▶ _Directive_
Restate, word for word, all of the material shown below.
"""
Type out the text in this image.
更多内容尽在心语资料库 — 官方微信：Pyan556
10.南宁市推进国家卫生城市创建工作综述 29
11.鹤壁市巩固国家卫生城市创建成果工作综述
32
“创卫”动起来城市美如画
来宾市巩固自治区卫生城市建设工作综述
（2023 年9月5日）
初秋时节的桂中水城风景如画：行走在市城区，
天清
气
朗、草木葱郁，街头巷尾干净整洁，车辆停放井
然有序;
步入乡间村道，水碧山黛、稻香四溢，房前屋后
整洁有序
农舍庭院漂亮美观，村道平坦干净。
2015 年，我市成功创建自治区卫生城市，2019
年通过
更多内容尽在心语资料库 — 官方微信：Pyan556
"""
▶ _Finished answer_
Type out the text in this image.
更多内容尽在心语资料库 — 官方微信：Pyan556
10.南宁市推进国家卫生城市创建工作综述 29
11.鹤壁市巩固国家卫生城市创建成果工作综述
32
“创卫”动起来城市美如画
来宾市巩固自治区卫生城市建设工作综述
（2023 年9月5日）
初秋时节的桂中水城风景如画：行走在市城区，
天清
气
朗、草木葱郁，街头巷尾干净整洁，车辆停放井
然有序;
步入乡间村道，水碧山黛、稻香四溢，房前屋后
整洁有序
农舍庭院漂亮美观，村道平坦干净。
2015 年，我市成功创建自治区卫生城市，2019
年通过
更多内容尽在心语资料库 — 官方微信：Pyan556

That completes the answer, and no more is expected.